▶ Requirement
Without the images, output each record below as it stands.
--*--
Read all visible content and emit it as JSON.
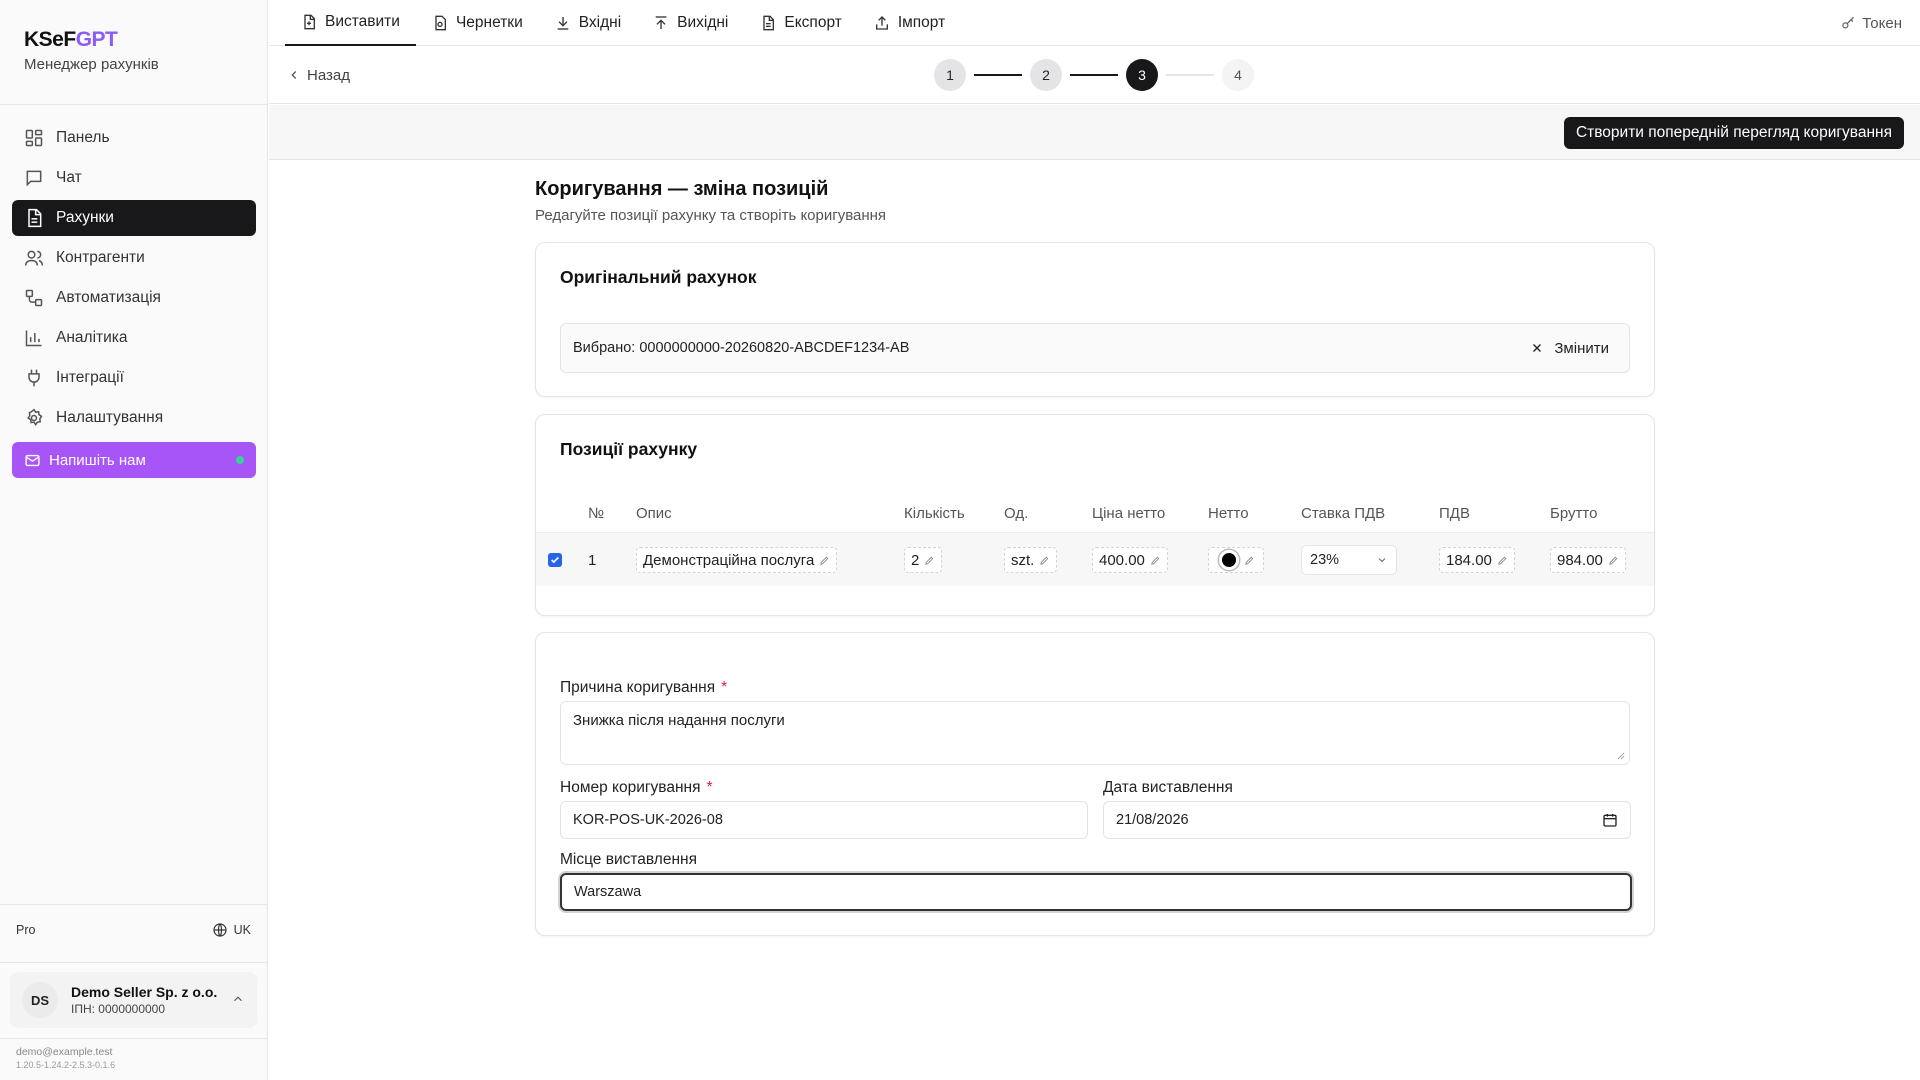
{
  "brand": {
    "name_prefix": "KSeF",
    "name_suffix": "GPT",
    "subtitle": "Менеджер рахунків"
  },
  "sidebar": {
    "items": [
      {
        "label": "Панель",
        "icon": "dashboard-icon"
      },
      {
        "label": "Чат",
        "icon": "chat-icon"
      },
      {
        "label": "Рахунки",
        "icon": "document-icon",
        "active": true
      },
      {
        "label": "Контрагенти",
        "icon": "users-icon"
      },
      {
        "label": "Автоматизація",
        "icon": "workflow-icon"
      },
      {
        "label": "Аналітика",
        "icon": "bar-chart-icon"
      },
      {
        "label": "Інтеграції",
        "icon": "plug-icon"
      },
      {
        "label": "Налаштування",
        "icon": "gear-icon"
      }
    ],
    "contact_label": "Напишіть нам",
    "plan": "Pro",
    "language": "UK",
    "account": {
      "initials": "DS",
      "name": "Demo Seller Sp. z o.o.",
      "nip": "ІПН: 0000000000"
    },
    "email": "demo@example.test",
    "version": "1.20.5-1.24.2-2.5.3-0.1.6"
  },
  "topbar": {
    "tabs": [
      {
        "label": "Виставити",
        "icon": "file-plus-icon",
        "active": true
      },
      {
        "label": "Чернетки",
        "icon": "draft-icon"
      },
      {
        "label": "Вхідні",
        "icon": "download-icon"
      },
      {
        "label": "Вихідні",
        "icon": "upload-icon"
      },
      {
        "label": "Експорт",
        "icon": "file-export-icon"
      },
      {
        "label": "Імпорт",
        "icon": "import-icon"
      }
    ],
    "token_label": "Токен"
  },
  "stepper": {
    "back_label": "Назад",
    "steps": [
      "1",
      "2",
      "3",
      "4"
    ],
    "current": 3
  },
  "actions": {
    "preview_label": "Створити попередній перегляд коригування"
  },
  "page": {
    "title": "Коригування — зміна позицій",
    "subtitle": "Редагуйте позиції рахунку та створіть коригування"
  },
  "original": {
    "title": "Оригінальний рахунок",
    "selected_text": "Вибрано: 0000000000-20260820-ABCDEF1234-AB",
    "change_label": "Змінити"
  },
  "items": {
    "title": "Позиції рахунку",
    "headers": [
      "№",
      "Опис",
      "Кількість",
      "Од.",
      "Ціна нетто",
      "Нетто",
      "Ставка ПДВ",
      "ПДВ",
      "Брутто"
    ],
    "rows": [
      {
        "checked": true,
        "num": "1",
        "description": "Демонстраційна послуга",
        "quantity": "2",
        "unit": "szt.",
        "unit_price": "400.00",
        "vat_rate": "23%",
        "vat": "184.00",
        "gross": "984.00"
      }
    ]
  },
  "form": {
    "reason_label": "Причина коригування",
    "reason_value": "Знижка після надання послуги",
    "number_label": "Номер коригування",
    "number_value": "KOR-POS-UK-2026-08",
    "date_label": "Дата виставлення",
    "date_value": "21/08/2026",
    "place_label": "Місце виставлення",
    "place_value": "Warszawa",
    "required_mark": "*"
  },
  "colors": {
    "accent": "#a855f7",
    "dark": "#18181b",
    "required": "#e11d48",
    "status_dot": "#34d399"
  }
}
--*--
▶ Task output
Read all visible content and emit it as JSON.
{
  "brand": {
    "name_prefix": "KSeF",
    "name_suffix": "GPT",
    "subtitle": "Менеджер рахунків"
  },
  "sidebar": {
    "items": [
      {
        "label": "Панель",
        "icon": "dashboard-icon"
      },
      {
        "label": "Чат",
        "icon": "chat-icon"
      },
      {
        "label": "Рахунки",
        "icon": "document-icon",
        "active": true
      },
      {
        "label": "Контрагенти",
        "icon": "users-icon"
      },
      {
        "label": "Автоматизація",
        "icon": "workflow-icon"
      },
      {
        "label": "Аналітика",
        "icon": "bar-chart-icon"
      },
      {
        "label": "Інтеграції",
        "icon": "plug-icon"
      },
      {
        "label": "Налаштування",
        "icon": "gear-icon"
      }
    ],
    "contact_label": "Напишіть нам",
    "plan": "Pro",
    "language": "UK",
    "account": {
      "initials": "DS",
      "name": "Demo Seller Sp. z o.o.",
      "nip": "ІПН: 0000000000"
    },
    "email": "demo@example.test",
    "version": "1.20.5-1.24.2-2.5.3-0.1.6"
  },
  "topbar": {
    "tabs": [
      {
        "label": "Виставити",
        "icon": "file-plus-icon",
        "active": true
      },
      {
        "label": "Чернетки",
        "icon": "draft-icon"
      },
      {
        "label": "Вхідні",
        "icon": "download-icon"
      },
      {
        "label": "Вихідні",
        "icon": "upload-icon"
      },
      {
        "label": "Експорт",
        "icon": "file-export-icon"
      },
      {
        "label": "Імпорт",
        "icon": "import-icon"
      }
    ],
    "token_label": "Токен"
  },
  "stepper": {
    "back_label": "Назад",
    "steps": [
      "1",
      "2",
      "3",
      "4"
    ],
    "current": 3
  },
  "actions": {
    "preview_label": "Створити попередній перегляд коригування"
  },
  "page": {
    "title": "Коригування — зміна позицій",
    "subtitle": "Редагуйте позиції рахунку та створіть коригування"
  },
  "original": {
    "title": "Оригінальний рахунок",
    "selected_text": "Вибрано: 0000000000-20260820-ABCDEF1234-AB",
    "change_label": "Змінити"
  },
  "items": {
    "title": "Позиції рахунку",
    "headers": [
      "№",
      "Опис",
      "Кількість",
      "Од.",
      "Ціна нетто",
      "Нетто",
      "Ставка ПДВ",
      "ПДВ",
      "Брутто"
    ],
    "rows": [
      {
        "checked": true,
        "num": "1",
        "description": "Демонстраційна послуга",
        "quantity": "2",
        "unit": "szt.",
        "unit_price": "400.00",
        "vat_rate": "23%",
        "vat": "184.00",
        "gross": "984.00"
      }
    ]
  },
  "form": {
    "reason_label": "Причина коригування",
    "reason_value": "Знижка після надання послуги",
    "number_label": "Номер коригування",
    "number_value": "KOR-POS-UK-2026-08",
    "date_label": "Дата виставлення",
    "date_value": "21/08/2026",
    "place_label": "Місце виставлення",
    "place_value": "Warszawa",
    "required_mark": "*"
  },
  "colors": {
    "accent": "#a855f7",
    "dark": "#18181b",
    "required": "#e11d48",
    "status_dot": "#34d399"
  }
}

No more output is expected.